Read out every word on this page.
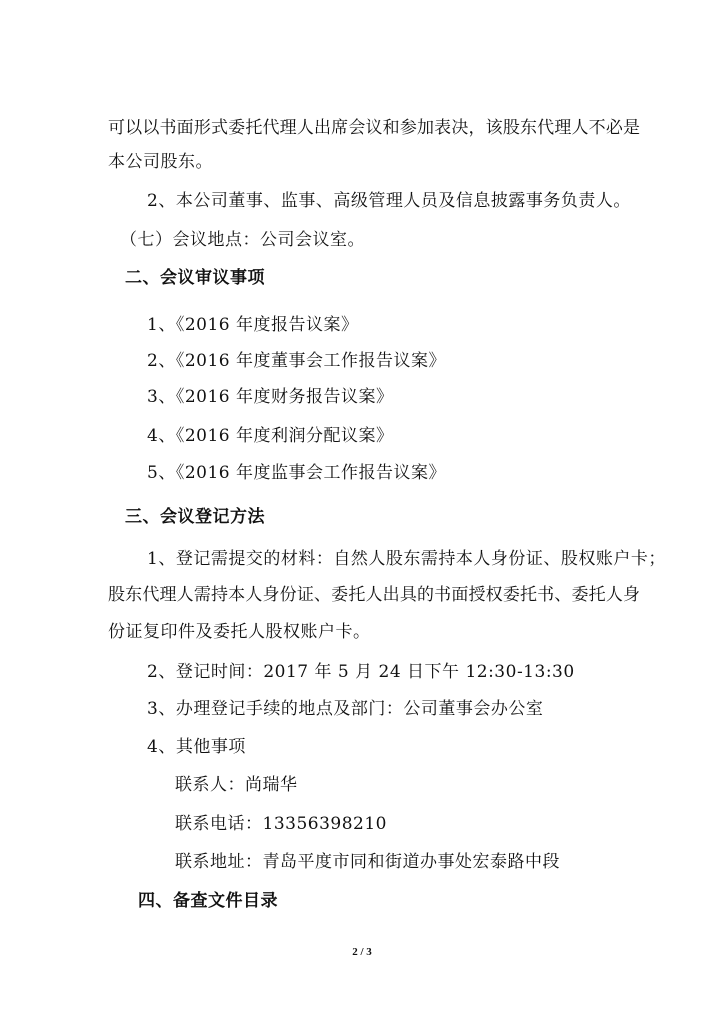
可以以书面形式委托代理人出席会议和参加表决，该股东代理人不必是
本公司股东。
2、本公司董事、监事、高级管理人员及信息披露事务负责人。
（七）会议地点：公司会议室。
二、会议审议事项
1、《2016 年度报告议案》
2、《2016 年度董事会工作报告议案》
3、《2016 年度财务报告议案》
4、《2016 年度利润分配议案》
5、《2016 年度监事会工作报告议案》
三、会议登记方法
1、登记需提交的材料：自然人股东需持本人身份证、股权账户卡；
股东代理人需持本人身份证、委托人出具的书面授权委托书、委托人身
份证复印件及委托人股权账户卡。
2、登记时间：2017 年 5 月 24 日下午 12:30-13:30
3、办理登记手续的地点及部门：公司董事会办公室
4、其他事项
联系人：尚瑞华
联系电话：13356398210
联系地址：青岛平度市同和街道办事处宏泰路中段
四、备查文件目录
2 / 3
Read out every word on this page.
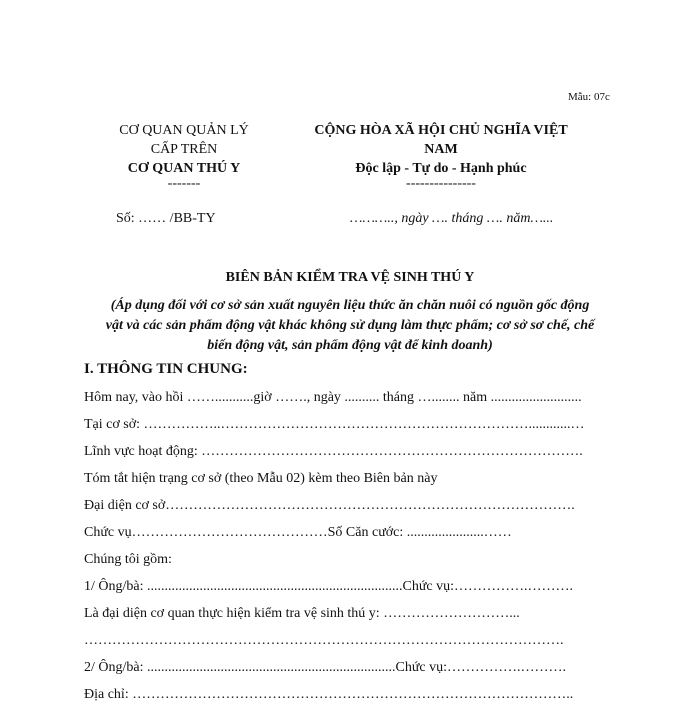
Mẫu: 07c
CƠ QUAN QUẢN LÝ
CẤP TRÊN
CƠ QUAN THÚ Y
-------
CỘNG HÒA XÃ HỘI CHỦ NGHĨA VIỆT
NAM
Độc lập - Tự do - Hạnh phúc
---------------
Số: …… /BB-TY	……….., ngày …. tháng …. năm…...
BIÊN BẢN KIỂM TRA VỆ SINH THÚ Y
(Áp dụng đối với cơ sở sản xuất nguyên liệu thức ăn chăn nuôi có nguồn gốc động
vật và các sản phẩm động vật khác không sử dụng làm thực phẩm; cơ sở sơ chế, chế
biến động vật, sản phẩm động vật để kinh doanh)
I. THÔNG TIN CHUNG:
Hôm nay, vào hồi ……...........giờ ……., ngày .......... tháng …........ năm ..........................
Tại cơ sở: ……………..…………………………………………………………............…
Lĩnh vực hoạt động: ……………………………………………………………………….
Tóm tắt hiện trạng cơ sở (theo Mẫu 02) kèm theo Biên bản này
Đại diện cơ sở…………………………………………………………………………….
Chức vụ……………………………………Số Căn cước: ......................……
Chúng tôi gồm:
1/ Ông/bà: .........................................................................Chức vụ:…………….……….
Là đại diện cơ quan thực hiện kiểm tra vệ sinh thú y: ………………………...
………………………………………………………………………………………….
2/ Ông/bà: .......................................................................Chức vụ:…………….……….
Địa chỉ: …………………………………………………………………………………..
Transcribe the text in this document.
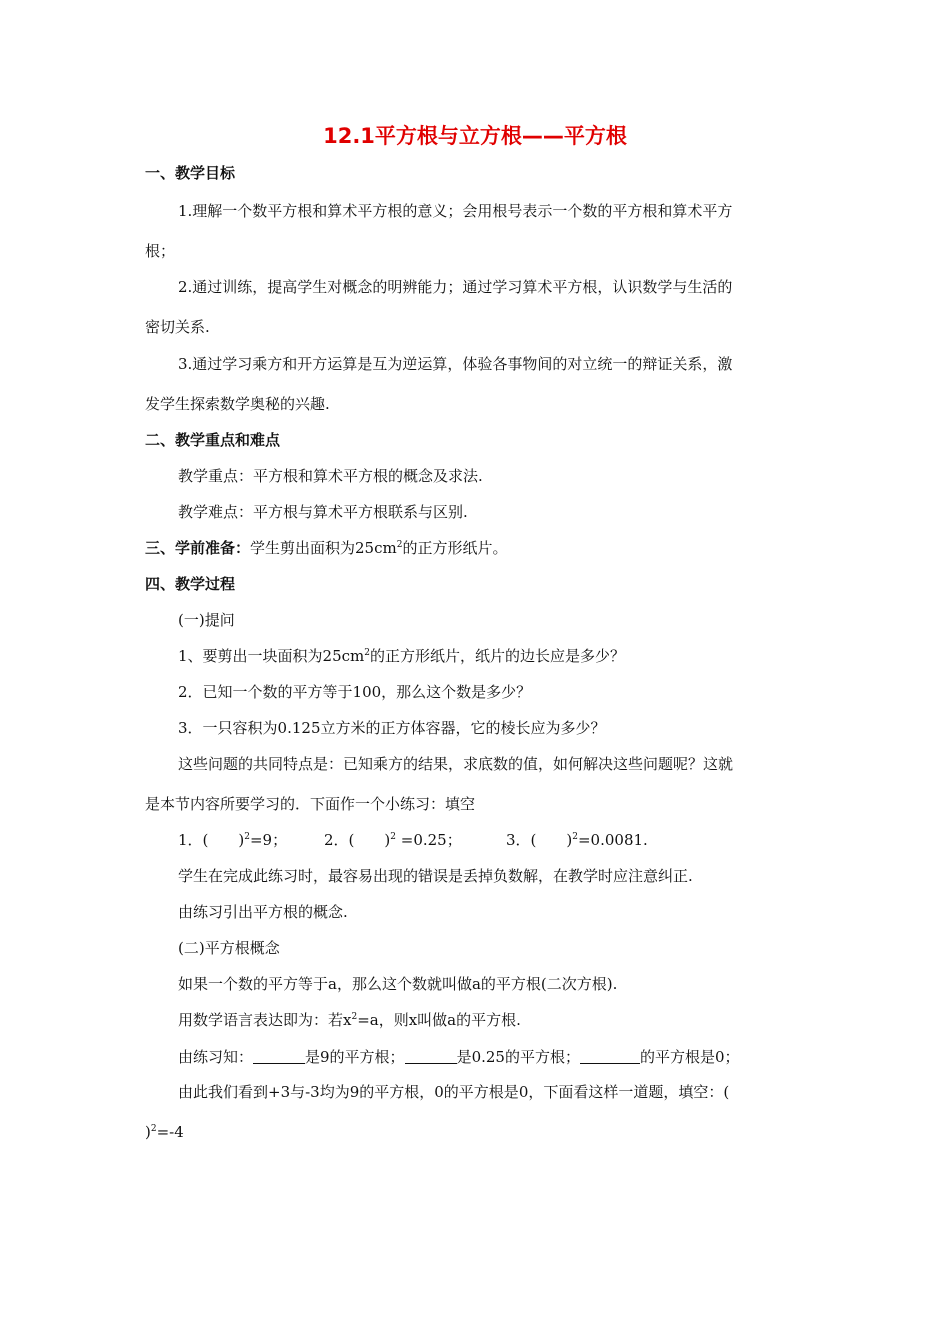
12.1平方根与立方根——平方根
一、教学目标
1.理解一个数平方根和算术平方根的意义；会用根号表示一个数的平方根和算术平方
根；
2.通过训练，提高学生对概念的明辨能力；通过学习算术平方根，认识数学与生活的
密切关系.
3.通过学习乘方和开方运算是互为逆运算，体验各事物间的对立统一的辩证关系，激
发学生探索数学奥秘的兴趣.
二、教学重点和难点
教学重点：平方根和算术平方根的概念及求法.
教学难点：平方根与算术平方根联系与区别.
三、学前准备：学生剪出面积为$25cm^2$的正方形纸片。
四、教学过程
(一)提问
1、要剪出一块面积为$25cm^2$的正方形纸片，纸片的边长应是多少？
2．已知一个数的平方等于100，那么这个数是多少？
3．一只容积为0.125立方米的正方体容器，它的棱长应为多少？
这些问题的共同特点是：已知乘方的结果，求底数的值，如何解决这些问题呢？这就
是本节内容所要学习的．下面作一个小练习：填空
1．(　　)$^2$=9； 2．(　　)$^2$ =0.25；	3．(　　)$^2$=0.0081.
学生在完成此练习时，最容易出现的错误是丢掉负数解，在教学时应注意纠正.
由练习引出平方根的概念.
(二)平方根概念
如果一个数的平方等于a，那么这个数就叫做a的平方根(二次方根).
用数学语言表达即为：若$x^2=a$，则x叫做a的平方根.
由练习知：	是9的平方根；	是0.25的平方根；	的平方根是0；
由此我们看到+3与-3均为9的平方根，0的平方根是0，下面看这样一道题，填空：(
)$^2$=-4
__________________________________________________
[Exercise instructions]:
Reproduce all entries exactly. Pictures do not belong in the copy.

[Response to this exercise]:
Read out every word on this page.
可以以书面形式委托代理人出席会议和参加表决，该股东代理人不必是
本公司股东。
2、本公司董事、监事、高级管理人员及信息披露事务负责人。
（七）会议地点：公司会议室。
二、会议审议事项
1、《2016 年度报告议案》
2、《2016 年度董事会工作报告议案》
3、《2016 年度财务报告议案》
4、《2016 年度利润分配议案》
5、《2016 年度监事会工作报告议案》
三、会议登记方法
1、登记需提交的材料：自然人股东需持本人身份证、股权账户卡；
股东代理人需持本人身份证、委托人出具的书面授权委托书、委托人身
份证复印件及委托人股权账户卡。
2、登记时间：2017 年 5 月 24 日下午 12:30-13:30
3、办理登记手续的地点及部门：公司董事会办公室
4、其他事项
联系人：尚瑞华
联系电话：13356398210
联系地址：青岛平度市同和街道办事处宏泰路中段
四、备查文件目录
2 / 3
Read out every word on this page.
Mẫu: 07c
CƠ QUAN QUẢN LÝ
CẤP TRÊN
CƠ QUAN THÚ Y
-------
CỘNG HÒA XÃ HỘI CHỦ NGHĨA VIỆT
NAM
Độc lập - Tự do - Hạnh phúc
---------------
Số: …… /BB-TY	……….., ngày …. tháng …. năm…...
BIÊN BẢN KIỂM TRA VỆ SINH THÚ Y
(Áp dụng đối với cơ sở sản xuất nguyên liệu thức ăn chăn nuôi có nguồn gốc động
vật và các sản phẩm động vật khác không sử dụng làm thực phẩm; cơ sở sơ chế, chế
biến động vật, sản phẩm động vật để kinh doanh)
I. THÔNG TIN CHUNG:
Hôm nay, vào hồi ……...........giờ ……., ngày .......... tháng …........ năm ..........................
Tại cơ sở: ……………..…………………………………………………………............…
Lĩnh vực hoạt động: ……………………………………………………………………….
Tóm tắt hiện trạng cơ sở (theo Mẫu 02) kèm theo Biên bản này
Đại diện cơ sở…………………………………………………………………………….
Chức vụ……………………………………Số Căn cước: ......................……
Chúng tôi gồm:
1/ Ông/bà: .........................................................................Chức vụ:…………….……….
Là đại diện cơ quan thực hiện kiểm tra vệ sinh thú y: ………………………...
………………………………………………………………………………………….
2/ Ông/bà: .......................................................................Chức vụ:…………….……….
Địa chỉ: …………………………………………………………………………………..
Transcribe the text in this document.
12.1平方根与立方根——平方根
一、教学目标
1.理解一个数平方根和算术平方根的意义；会用根号表示一个数的平方根和算术平方
根；
2.通过训练，提高学生对概念的明辨能力；通过学习算术平方根，认识数学与生活的
密切关系.
3.通过学习乘方和开方运算是互为逆运算，体验各事物间的对立统一的辩证关系，激
发学生探索数学奥秘的兴趣.
二、教学重点和难点
教学重点：平方根和算术平方根的概念及求法.
教学难点：平方根与算术平方根联系与区别.
三、学前准备：学生剪出面积为$25cm^2$的正方形纸片。
四、教学过程
(一)提问
1、要剪出一块面积为$25cm^2$的正方形纸片，纸片的边长应是多少？
2．已知一个数的平方等于100，那么这个数是多少？
3．一只容积为0.125立方米的正方体容器，它的棱长应为多少？
这些问题的共同特点是：已知乘方的结果，求底数的值，如何解决这些问题呢？这就
是本节内容所要学习的．下面作一个小练习：填空
1．(　　)$^2$=9； 2．(　　)$^2$ =0.25；	3．(　　)$^2$=0.0081.
学生在完成此练习时，最容易出现的错误是丢掉负数解，在教学时应注意纠正.
由练习引出平方根的概念.
(二)平方根概念
如果一个数的平方等于a，那么这个数就叫做a的平方根(二次方根).
用数学语言表达即为：若$x^2=a$，则x叫做a的平方根.
由练习知：	是9的平方根；	是0.25的平方根；	的平方根是0；
由此我们看到+3与-3均为9的平方根，0的平方根是0，下面看这样一道题，填空：(
)$^2$=-4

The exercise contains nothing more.